======== Provided records

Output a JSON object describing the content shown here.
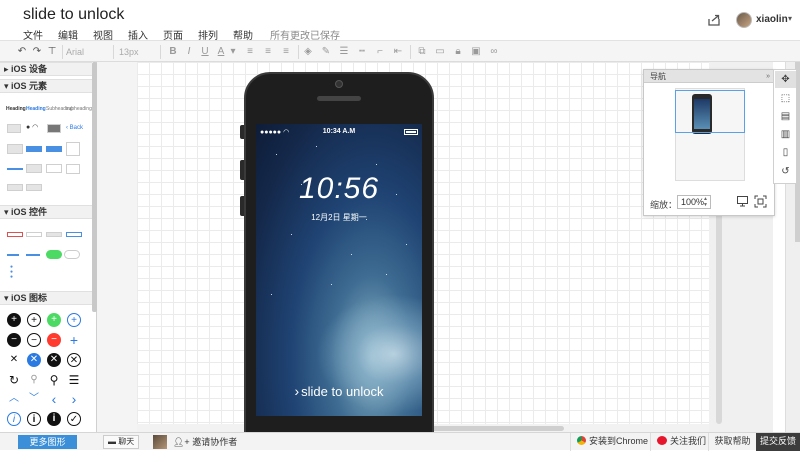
{
  "header": {
    "title": "slide to unlock",
    "menu": [
      "文件",
      "编辑",
      "视图",
      "插入",
      "页面",
      "排列",
      "帮助"
    ],
    "save_status": "所有更改已保存",
    "username": "xiaolin"
  },
  "toolbar": {
    "font": "Arial",
    "font_size": "13px",
    "bold": "B",
    "italic": "I",
    "underline": "U",
    "font_color": "A"
  },
  "left_panel": {
    "sections": [
      "iOS 设备",
      "iOS 元素",
      "iOS 控件",
      "iOS 图标"
    ],
    "more_shapes": "更多图形",
    "sample_labels": [
      "Heading",
      "Heading",
      "Subheading",
      "subheading",
      "Back"
    ]
  },
  "phone": {
    "status_time": "10:34 A.M",
    "lock_time": "10:56",
    "lock_date": "12月2日 星期一",
    "slide_text": "slide to unlock",
    "slide_chevron": "›"
  },
  "navigator": {
    "title": "导航",
    "zoom_label": "缩放：",
    "zoom_value": "100%"
  },
  "bottom": {
    "chat": "聊天",
    "invite": "邀请协作者",
    "install_chrome": "安装到Chrome",
    "follow": "关注我们",
    "help": "获取帮助",
    "feedback": "提交反馈"
  }
}
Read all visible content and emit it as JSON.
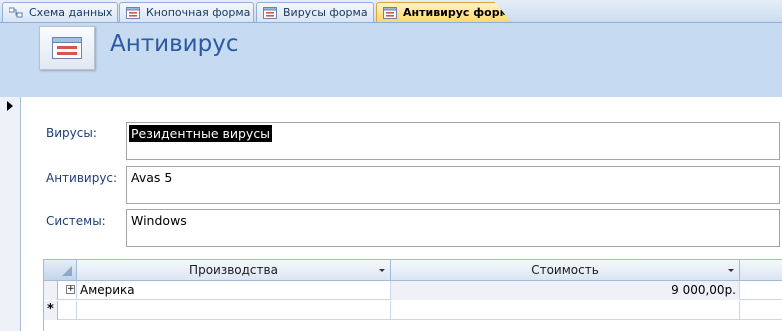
{
  "tabs": [
    {
      "label": "Схема данных",
      "icon": "relationships-icon"
    },
    {
      "label": "Кнопочная форма",
      "icon": "form-icon"
    },
    {
      "label": "Вирусы форма",
      "icon": "form-icon"
    },
    {
      "label": "Антивирус форм",
      "icon": "form-icon",
      "active": true
    }
  ],
  "header": {
    "title": "Антивирус",
    "icon": "form-icon"
  },
  "fields": [
    {
      "label": "Вирусы:",
      "value": "Резидентные вирусы",
      "selected": true
    },
    {
      "label": "Антивирус:",
      "value": "Avas 5"
    },
    {
      "label": "Системы:",
      "value": "Windows"
    }
  ],
  "subform": {
    "columns": [
      "Производства",
      "Стоимость"
    ],
    "rows": [
      {
        "production": "Америка",
        "cost": "9 000,00р."
      }
    ],
    "new_row_marker": "*"
  },
  "colors": {
    "header_bg": "#c6dbf2",
    "title": "#2b5aa0",
    "label": "#1f3f77",
    "active_tab": "#ffd770"
  }
}
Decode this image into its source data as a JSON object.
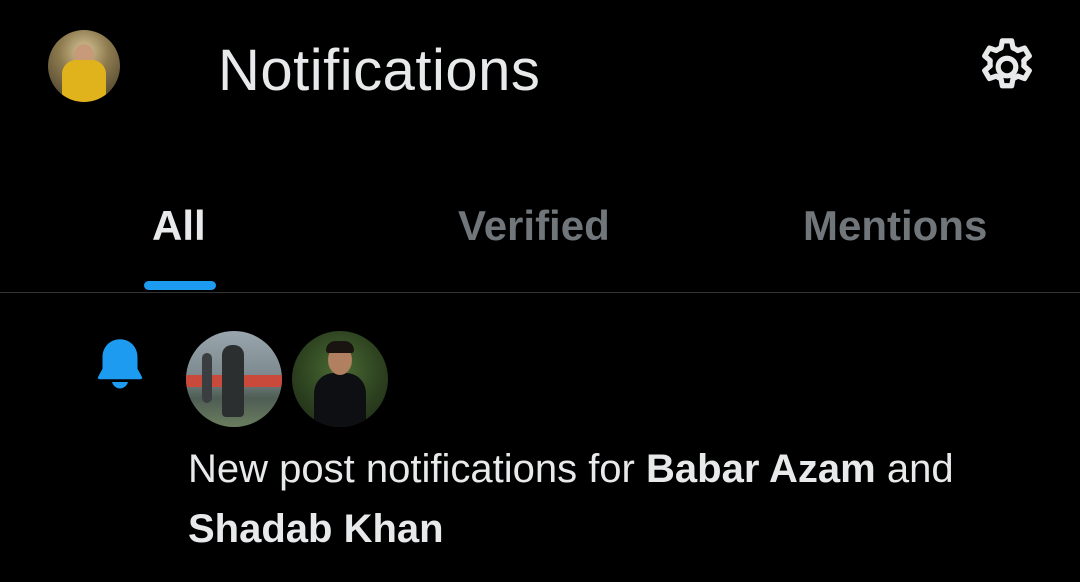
{
  "header": {
    "title": "Notifications",
    "avatar_icon": "profile-avatar",
    "settings_icon": "gear-icon"
  },
  "tabs": [
    {
      "label": "All",
      "active": true
    },
    {
      "label": "Verified",
      "active": false
    },
    {
      "label": "Mentions",
      "active": false
    }
  ],
  "notification": {
    "icon": "bell-icon",
    "text_prefix": "New post notifications for ",
    "user1": "Babar Azam",
    "connector": " and ",
    "user2": "Shadab Khan"
  },
  "colors": {
    "background": "#000000",
    "accent": "#1d9bf0",
    "text_primary": "#e7e9ea",
    "text_secondary": "#71767b",
    "divider": "#2f3336"
  }
}
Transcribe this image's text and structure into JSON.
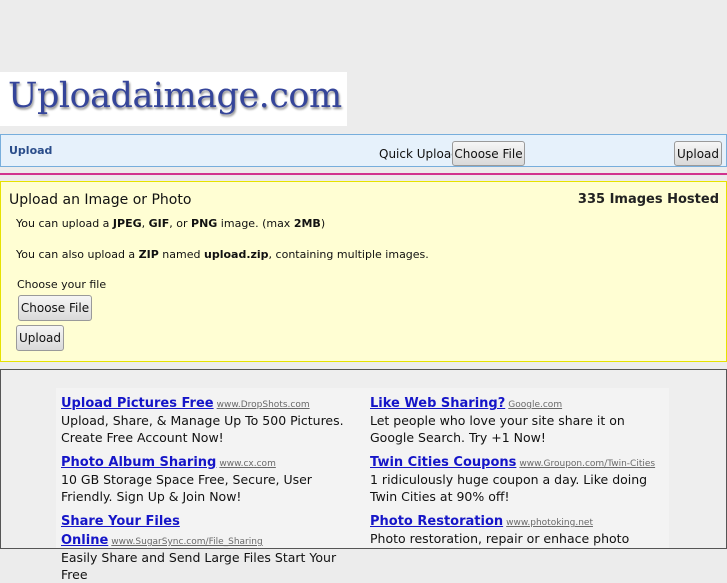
{
  "logo": "Uploadaimage.com",
  "nav": {
    "upload_link": "Upload",
    "quick_upload_label": "Quick Upload",
    "choose_file": "Choose File",
    "upload_button": "Upload"
  },
  "panel": {
    "title": "Upload an Image or Photo",
    "images_hosted": "335 Images Hosted",
    "line1": {
      "a": "You can upload a ",
      "jpeg": "JPEG",
      "b": ", ",
      "gif": "GIF",
      "c": ", or ",
      "png": "PNG",
      "d": " image. (max ",
      "max": "2MB",
      "e": ")"
    },
    "line2": {
      "a": "You can also upload a ",
      "zip": "ZIP",
      "b": " named ",
      "file": "upload.zip",
      "c": ", containing multiple images."
    },
    "choose_label": "Choose your file",
    "choose_file": "Choose File",
    "upload_button": "Upload"
  },
  "ads": [
    {
      "title": "Upload Pictures Free",
      "url": "www.DropShots.com",
      "body": "Upload, Share, & Manage Up To 500 Pictures. Create Free Account Now!"
    },
    {
      "title": "Like Web Sharing?",
      "url": "Google.com",
      "body": "Let people who love your site share it on Google Search. Try +1 Now!"
    },
    {
      "title": "Photo Album Sharing",
      "url": "www.cx.com",
      "body": "10 GB Storage Space Free, Secure, User Friendly. Sign Up & Join Now!"
    },
    {
      "title": "Twin Cities Coupons",
      "url": "www.Groupon.com/Twin-Cities",
      "body": "1 ridiculously huge coupon a day. Like doing Twin Cities at 90% off!"
    },
    {
      "title": "Share Your Files Online",
      "url": "www.SugarSync.com/File_Sharing",
      "body": "Easily Share and Send Large Files Start Your Free"
    },
    {
      "title": "Photo Restoration",
      "url": "www.photoking.net",
      "body": "Photo restoration, repair or enhace photo"
    }
  ]
}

================

• What to do:
Transcribe every line from the records above without alteration, and leave out the images.

• Exercise solution:
Output a JSON object describing the content shown here.
{
  "header": {
    "title": "slide to unlock",
    "menu": [
      "文件",
      "编辑",
      "视图",
      "插入",
      "页面",
      "排列",
      "帮助"
    ],
    "save_status": "所有更改已保存",
    "username": "xiaolin"
  },
  "toolbar": {
    "font": "Arial",
    "font_size": "13px",
    "bold": "B",
    "italic": "I",
    "underline": "U",
    "font_color": "A"
  },
  "left_panel": {
    "sections": [
      "iOS 设备",
      "iOS 元素",
      "iOS 控件",
      "iOS 图标"
    ],
    "more_shapes": "更多图形",
    "sample_labels": [
      "Heading",
      "Heading",
      "Subheading",
      "subheading",
      "Back"
    ]
  },
  "phone": {
    "status_time": "10:34 A.M",
    "lock_time": "10:56",
    "lock_date": "12月2日 星期一",
    "slide_text": "slide to unlock",
    "slide_chevron": "›"
  },
  "navigator": {
    "title": "导航",
    "zoom_label": "缩放：",
    "zoom_value": "100%"
  },
  "bottom": {
    "chat": "聊天",
    "invite": "邀请协作者",
    "install_chrome": "安装到Chrome",
    "follow": "关注我们",
    "help": "获取帮助",
    "feedback": "提交反馈"
  }
}
Read all visible content and emit it as JSON.
{
  "tabs": [
    {
      "label": "Схема данных",
      "icon": "relationships-icon"
    },
    {
      "label": "Кнопочная форма",
      "icon": "form-icon"
    },
    {
      "label": "Вирусы форма",
      "icon": "form-icon"
    },
    {
      "label": "Антивирус форм",
      "icon": "form-icon",
      "active": true
    }
  ],
  "header": {
    "title": "Антивирус",
    "icon": "form-icon"
  },
  "fields": [
    {
      "label": "Вирусы:",
      "value": "Резидентные вирусы",
      "selected": true
    },
    {
      "label": "Антивирус:",
      "value": "Avas 5"
    },
    {
      "label": "Системы:",
      "value": "Windows"
    }
  ],
  "subform": {
    "columns": [
      "Производства",
      "Стоимость"
    ],
    "rows": [
      {
        "production": "Америка",
        "cost": "9 000,00р."
      }
    ],
    "new_row_marker": "*"
  },
  "colors": {
    "header_bg": "#c6dbf2",
    "title": "#2b5aa0",
    "label": "#1f3f77",
    "active_tab": "#ffd770"
  }
}
Decode this image into its source data as a JSON object.
{
  "header": {
    "title": "Notifications",
    "avatar_icon": "profile-avatar",
    "settings_icon": "gear-icon"
  },
  "tabs": [
    {
      "label": "All",
      "active": true
    },
    {
      "label": "Verified",
      "active": false
    },
    {
      "label": "Mentions",
      "active": false
    }
  ],
  "notification": {
    "icon": "bell-icon",
    "text_prefix": "New post notifications for ",
    "user1": "Babar Azam",
    "connector": " and ",
    "user2": "Shadab Khan"
  },
  "colors": {
    "background": "#000000",
    "accent": "#1d9bf0",
    "text_primary": "#e7e9ea",
    "text_secondary": "#71767b",
    "divider": "#2f3336"
  }
}
Transcribe this image's text and structure into JSON.
{
  "logo": "Uploadaimage.com",
  "nav": {
    "upload_link": "Upload",
    "quick_upload_label": "Quick Upload",
    "choose_file": "Choose File",
    "upload_button": "Upload"
  },
  "panel": {
    "title": "Upload an Image or Photo",
    "images_hosted": "335 Images Hosted",
    "line1": {
      "a": "You can upload a ",
      "jpeg": "JPEG",
      "b": ", ",
      "gif": "GIF",
      "c": ", or ",
      "png": "PNG",
      "d": " image. (max ",
      "max": "2MB",
      "e": ")"
    },
    "line2": {
      "a": "You can also upload a ",
      "zip": "ZIP",
      "b": " named ",
      "file": "upload.zip",
      "c": ", containing multiple images."
    },
    "choose_label": "Choose your file",
    "choose_file": "Choose File",
    "upload_button": "Upload"
  },
  "ads": [
    {
      "title": "Upload Pictures Free",
      "url": "www.DropShots.com",
      "body": "Upload, Share, & Manage Up To 500 Pictures. Create Free Account Now!"
    },
    {
      "title": "Like Web Sharing?",
      "url": "Google.com",
      "body": "Let people who love your site share it on Google Search. Try +1 Now!"
    },
    {
      "title": "Photo Album Sharing",
      "url": "www.cx.com",
      "body": "10 GB Storage Space Free, Secure, User Friendly. Sign Up & Join Now!"
    },
    {
      "title": "Twin Cities Coupons",
      "url": "www.Groupon.com/Twin-Cities",
      "body": "1 ridiculously huge coupon a day. Like doing Twin Cities at 90% off!"
    },
    {
      "title": "Share Your Files Online",
      "url": "www.SugarSync.com/File_Sharing",
      "body": "Easily Share and Send Large Files Start Your Free"
    },
    {
      "title": "Photo Restoration",
      "url": "www.photoking.net",
      "body": "Photo restoration, repair or enhace photo"
    }
  ]
}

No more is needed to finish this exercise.